**The exercise**
Type out every line below exactly as it reads.
>> start Material for this exercise
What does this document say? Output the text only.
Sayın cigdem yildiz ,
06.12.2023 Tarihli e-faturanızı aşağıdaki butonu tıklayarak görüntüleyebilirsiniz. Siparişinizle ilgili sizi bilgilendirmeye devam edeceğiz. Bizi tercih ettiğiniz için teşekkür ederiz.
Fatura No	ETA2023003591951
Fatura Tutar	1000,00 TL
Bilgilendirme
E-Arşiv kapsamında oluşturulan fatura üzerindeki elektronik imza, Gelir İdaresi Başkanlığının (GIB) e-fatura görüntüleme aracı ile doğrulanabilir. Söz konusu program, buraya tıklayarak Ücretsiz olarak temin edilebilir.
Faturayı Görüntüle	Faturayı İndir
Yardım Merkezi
>> end Material for this exercise
**Result**
What does this document say? Output the text only.
Sayın cigdem yildiz ,
06.12.2023 Tarihli e-faturanızı aşağıdaki butonu tıklayarak görüntüleyebilirsiniz. Siparişinizle ilgili sizi bilgilendirmeye devam edeceğiz. Bizi tercih ettiğiniz için teşekkür ederiz.
Fatura No	ETA2023003591951
Fatura Tutar	1000,00 TL
Bilgilendirme
E-Arşiv kapsamında oluşturulan fatura üzerindeki elektronik imza, Gelir İdaresi Başkanlığının (GIB) e-fatura görüntüleme aracı ile doğrulanabilir. Söz konusu program, buraya tıklayarak Ücretsiz olarak temin edilebilir.
Faturayı Görüntüle	Faturayı İndir
Yardım Merkezi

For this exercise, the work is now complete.